:: WHAT THE EXERCISE ASKS ::
Below are some records. Say in a single number how many of their lines include the word "name".

:: SUPPLIED DATA ::
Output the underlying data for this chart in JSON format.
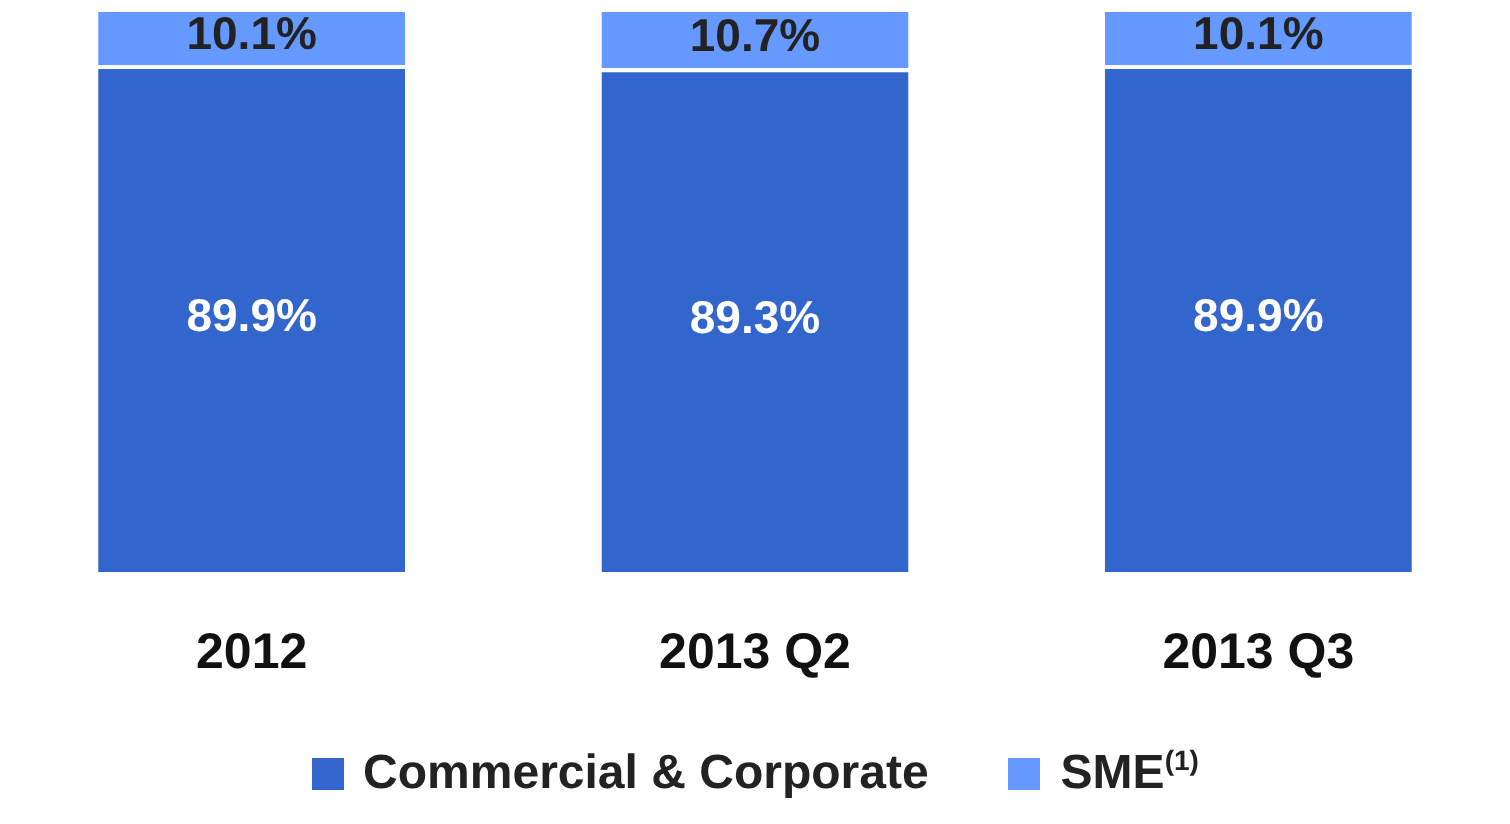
{
  "chart_data": {
    "type": "bar",
    "stacked": true,
    "categories": [
      "2012",
      "2013 Q2",
      "2013 Q3"
    ],
    "series": [
      {
        "name": "Commercial & Corporate",
        "color": "#3366cc",
        "values": [
          89.9,
          89.3,
          89.9
        ],
        "value_labels": [
          "89.9%",
          "89.3%",
          "89.9%"
        ]
      },
      {
        "name": "SME$^{(1)}$",
        "color": "#6699ff",
        "values": [
          10.1,
          10.7,
          10.1
        ],
        "value_labels": [
          "10.1%",
          "10.7%",
          "10.1%"
        ]
      }
    ],
    "legend": "bottom",
    "grid": false
  }
}
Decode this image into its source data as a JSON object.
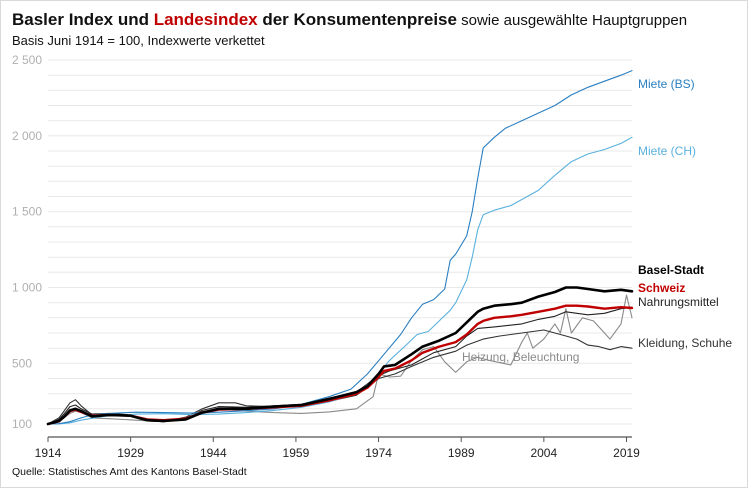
{
  "header": {
    "title_part1": "Basler Index und ",
    "title_accent": "Landesindex",
    "title_part2": " der Konsumentenpreise",
    "title_tail": " sowie ausgewählte Hauptgruppen",
    "subtitle": "Basis Juni 1914 = 100, Indexwerte verkettet"
  },
  "footer": {
    "source": "Quelle: Statistisches Amt des Kantons Basel-Stadt"
  },
  "colors": {
    "miete_bs": "#2a7fc1",
    "miete_ch": "#5ab1dd",
    "basel": "#000000",
    "schweiz": "#c00000",
    "nahrung": "#222222",
    "heizung": "#8a8a8a",
    "kleidung": "#333333",
    "grid": "#e8e8e8",
    "axis": "#555555"
  },
  "chart_data": {
    "type": "line",
    "title": "Basler Index und Landesindex der Konsumentenpreise sowie ausgewählte Hauptgruppen",
    "subtitle": "Basis Juni 1914 = 100, Indexwerte verkettet",
    "xlim": [
      1914,
      2020
    ],
    "ylim": [
      0,
      2500
    ],
    "x_ticks": [
      1914,
      1929,
      1944,
      1959,
      1974,
      1989,
      2004,
      2019
    ],
    "y_ticks": [
      {
        "value": 100,
        "label": "100"
      },
      {
        "value": 500,
        "label": "500"
      },
      {
        "value": 1000,
        "label": "1 000"
      },
      {
        "value": 1500,
        "label": "1 500"
      },
      {
        "value": 2000,
        "label": "2 000"
      },
      {
        "value": 2500,
        "label": "2 500"
      }
    ],
    "grid": true,
    "series": [
      {
        "name": "Miete (BS)",
        "color_key": "miete_bs",
        "width": 1.1,
        "label_bold": false,
        "points": [
          [
            1914,
            100
          ],
          [
            1916,
            102
          ],
          [
            1918,
            115
          ],
          [
            1920,
            140
          ],
          [
            1922,
            160
          ],
          [
            1925,
            170
          ],
          [
            1930,
            178
          ],
          [
            1935,
            175
          ],
          [
            1940,
            172
          ],
          [
            1945,
            178
          ],
          [
            1950,
            188
          ],
          [
            1955,
            200
          ],
          [
            1960,
            230
          ],
          [
            1965,
            280
          ],
          [
            1969,
            330
          ],
          [
            1972,
            430
          ],
          [
            1975,
            560
          ],
          [
            1978,
            690
          ],
          [
            1980,
            800
          ],
          [
            1982,
            890
          ],
          [
            1984,
            920
          ],
          [
            1986,
            990
          ],
          [
            1987,
            1180
          ],
          [
            1988,
            1220
          ],
          [
            1990,
            1340
          ],
          [
            1991,
            1500
          ],
          [
            1992,
            1720
          ],
          [
            1993,
            1920
          ],
          [
            1995,
            1990
          ],
          [
            1997,
            2050
          ],
          [
            2000,
            2100
          ],
          [
            2003,
            2150
          ],
          [
            2006,
            2200
          ],
          [
            2009,
            2270
          ],
          [
            2012,
            2320
          ],
          [
            2015,
            2360
          ],
          [
            2018,
            2400
          ],
          [
            2020,
            2430
          ]
        ]
      },
      {
        "name": "Miete (CH)",
        "color_key": "miete_ch",
        "width": 1.1,
        "label_bold": false,
        "points": [
          [
            1914,
            100
          ],
          [
            1916,
            100
          ],
          [
            1918,
            108
          ],
          [
            1920,
            125
          ],
          [
            1924,
            150
          ],
          [
            1930,
            165
          ],
          [
            1935,
            168
          ],
          [
            1940,
            162
          ],
          [
            1945,
            165
          ],
          [
            1950,
            175
          ],
          [
            1955,
            190
          ],
          [
            1960,
            210
          ],
          [
            1965,
            245
          ],
          [
            1970,
            300
          ],
          [
            1973,
            390
          ],
          [
            1976,
            520
          ],
          [
            1979,
            620
          ],
          [
            1981,
            690
          ],
          [
            1983,
            710
          ],
          [
            1985,
            780
          ],
          [
            1987,
            850
          ],
          [
            1988,
            900
          ],
          [
            1990,
            1050
          ],
          [
            1991,
            1200
          ],
          [
            1992,
            1380
          ],
          [
            1993,
            1480
          ],
          [
            1995,
            1510
          ],
          [
            1998,
            1540
          ],
          [
            2000,
            1580
          ],
          [
            2003,
            1640
          ],
          [
            2006,
            1740
          ],
          [
            2009,
            1830
          ],
          [
            2012,
            1880
          ],
          [
            2015,
            1910
          ],
          [
            2018,
            1950
          ],
          [
            2020,
            1990
          ]
        ]
      },
      {
        "name": "Basel-Stadt",
        "color_key": "basel",
        "width": 2.6,
        "label_bold": true,
        "points": [
          [
            1914,
            100
          ],
          [
            1916,
            120
          ],
          [
            1917,
            150
          ],
          [
            1918,
            190
          ],
          [
            1919,
            200
          ],
          [
            1920,
            185
          ],
          [
            1922,
            150
          ],
          [
            1925,
            160
          ],
          [
            1929,
            155
          ],
          [
            1932,
            125
          ],
          [
            1935,
            120
          ],
          [
            1939,
            130
          ],
          [
            1942,
            175
          ],
          [
            1945,
            200
          ],
          [
            1950,
            200
          ],
          [
            1955,
            215
          ],
          [
            1960,
            225
          ],
          [
            1965,
            265
          ],
          [
            1970,
            310
          ],
          [
            1972,
            350
          ],
          [
            1974,
            430
          ],
          [
            1975,
            480
          ],
          [
            1977,
            490
          ],
          [
            1980,
            560
          ],
          [
            1982,
            610
          ],
          [
            1985,
            650
          ],
          [
            1988,
            700
          ],
          [
            1990,
            770
          ],
          [
            1992,
            840
          ],
          [
            1993,
            860
          ],
          [
            1995,
            880
          ],
          [
            1998,
            890
          ],
          [
            2000,
            900
          ],
          [
            2003,
            940
          ],
          [
            2006,
            970
          ],
          [
            2008,
            1000
          ],
          [
            2010,
            1000
          ],
          [
            2012,
            990
          ],
          [
            2015,
            975
          ],
          [
            2018,
            985
          ],
          [
            2020,
            975
          ]
        ]
      },
      {
        "name": "Schweiz",
        "color_key": "schweiz",
        "width": 2.4,
        "label_bold": true,
        "points": [
          [
            1914,
            100
          ],
          [
            1916,
            118
          ],
          [
            1917,
            150
          ],
          [
            1918,
            185
          ],
          [
            1919,
            195
          ],
          [
            1920,
            180
          ],
          [
            1922,
            155
          ],
          [
            1925,
            160
          ],
          [
            1929,
            155
          ],
          [
            1932,
            130
          ],
          [
            1935,
            125
          ],
          [
            1939,
            135
          ],
          [
            1942,
            175
          ],
          [
            1945,
            195
          ],
          [
            1950,
            200
          ],
          [
            1955,
            210
          ],
          [
            1960,
            220
          ],
          [
            1965,
            255
          ],
          [
            1970,
            300
          ],
          [
            1972,
            340
          ],
          [
            1974,
            410
          ],
          [
            1975,
            450
          ],
          [
            1977,
            465
          ],
          [
            1980,
            520
          ],
          [
            1982,
            570
          ],
          [
            1985,
            610
          ],
          [
            1988,
            640
          ],
          [
            1990,
            690
          ],
          [
            1992,
            760
          ],
          [
            1993,
            780
          ],
          [
            1995,
            800
          ],
          [
            1998,
            810
          ],
          [
            2000,
            820
          ],
          [
            2003,
            840
          ],
          [
            2006,
            860
          ],
          [
            2008,
            880
          ],
          [
            2010,
            880
          ],
          [
            2012,
            875
          ],
          [
            2015,
            860
          ],
          [
            2018,
            870
          ],
          [
            2020,
            865
          ]
        ]
      },
      {
        "name": "Nahrungsmittel",
        "color_key": "nahrung",
        "width": 1.1,
        "label_bold": false,
        "points": [
          [
            1914,
            100
          ],
          [
            1916,
            130
          ],
          [
            1917,
            170
          ],
          [
            1918,
            215
          ],
          [
            1919,
            225
          ],
          [
            1920,
            200
          ],
          [
            1922,
            165
          ],
          [
            1925,
            170
          ],
          [
            1929,
            160
          ],
          [
            1932,
            125
          ],
          [
            1935,
            115
          ],
          [
            1939,
            135
          ],
          [
            1942,
            190
          ],
          [
            1945,
            215
          ],
          [
            1950,
            210
          ],
          [
            1955,
            220
          ],
          [
            1960,
            230
          ],
          [
            1965,
            270
          ],
          [
            1970,
            310
          ],
          [
            1974,
            420
          ],
          [
            1976,
            450
          ],
          [
            1980,
            490
          ],
          [
            1984,
            570
          ],
          [
            1988,
            610
          ],
          [
            1990,
            680
          ],
          [
            1992,
            730
          ],
          [
            1995,
            740
          ],
          [
            2000,
            760
          ],
          [
            2003,
            790
          ],
          [
            2006,
            810
          ],
          [
            2008,
            840
          ],
          [
            2012,
            820
          ],
          [
            2015,
            830
          ],
          [
            2018,
            860
          ],
          [
            2020,
            870
          ]
        ]
      },
      {
        "name": "Heizung, Beleuchtung",
        "color_key": "heizung",
        "width": 1.1,
        "label_bold": false,
        "points": [
          [
            1914,
            100
          ],
          [
            1916,
            115
          ],
          [
            1918,
            170
          ],
          [
            1919,
            185
          ],
          [
            1920,
            175
          ],
          [
            1922,
            140
          ],
          [
            1925,
            135
          ],
          [
            1930,
            125
          ],
          [
            1935,
            115
          ],
          [
            1939,
            130
          ],
          [
            1942,
            175
          ],
          [
            1945,
            200
          ],
          [
            1950,
            185
          ],
          [
            1955,
            175
          ],
          [
            1960,
            170
          ],
          [
            1965,
            180
          ],
          [
            1970,
            200
          ],
          [
            1973,
            280
          ],
          [
            1974,
            430
          ],
          [
            1976,
            410
          ],
          [
            1978,
            415
          ],
          [
            1980,
            520
          ],
          [
            1982,
            590
          ],
          [
            1984,
            610
          ],
          [
            1986,
            510
          ],
          [
            1988,
            440
          ],
          [
            1990,
            510
          ],
          [
            1992,
            540
          ],
          [
            1994,
            520
          ],
          [
            1998,
            490
          ],
          [
            2000,
            640
          ],
          [
            2001,
            700
          ],
          [
            2002,
            600
          ],
          [
            2004,
            660
          ],
          [
            2006,
            760
          ],
          [
            2007,
            700
          ],
          [
            2008,
            860
          ],
          [
            2009,
            700
          ],
          [
            2011,
            800
          ],
          [
            2013,
            780
          ],
          [
            2015,
            700
          ],
          [
            2016,
            660
          ],
          [
            2018,
            760
          ],
          [
            2019,
            950
          ],
          [
            2020,
            800
          ]
        ]
      },
      {
        "name": "Kleidung, Schuhe",
        "color_key": "kleidung",
        "width": 1.1,
        "label_bold": false,
        "points": [
          [
            1914,
            100
          ],
          [
            1916,
            140
          ],
          [
            1918,
            240
          ],
          [
            1919,
            260
          ],
          [
            1920,
            220
          ],
          [
            1922,
            160
          ],
          [
            1925,
            160
          ],
          [
            1929,
            150
          ],
          [
            1932,
            120
          ],
          [
            1935,
            115
          ],
          [
            1939,
            145
          ],
          [
            1942,
            200
          ],
          [
            1945,
            240
          ],
          [
            1948,
            240
          ],
          [
            1950,
            220
          ],
          [
            1955,
            215
          ],
          [
            1960,
            225
          ],
          [
            1965,
            250
          ],
          [
            1970,
            290
          ],
          [
            1974,
            400
          ],
          [
            1977,
            430
          ],
          [
            1980,
            480
          ],
          [
            1984,
            540
          ],
          [
            1988,
            580
          ],
          [
            1990,
            620
          ],
          [
            1993,
            660
          ],
          [
            1996,
            680
          ],
          [
            2000,
            700
          ],
          [
            2004,
            720
          ],
          [
            2006,
            700
          ],
          [
            2008,
            680
          ],
          [
            2010,
            660
          ],
          [
            2012,
            620
          ],
          [
            2014,
            610
          ],
          [
            2016,
            590
          ],
          [
            2018,
            610
          ],
          [
            2020,
            600
          ]
        ]
      }
    ]
  }
}
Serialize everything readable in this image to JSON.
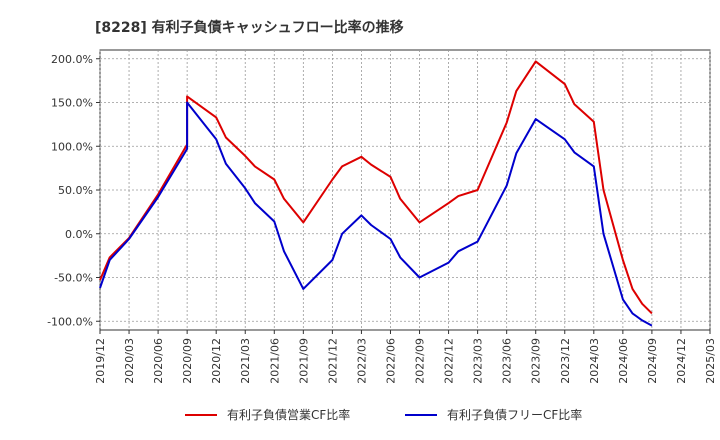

:: RESULT FOR THIS TASK ::
9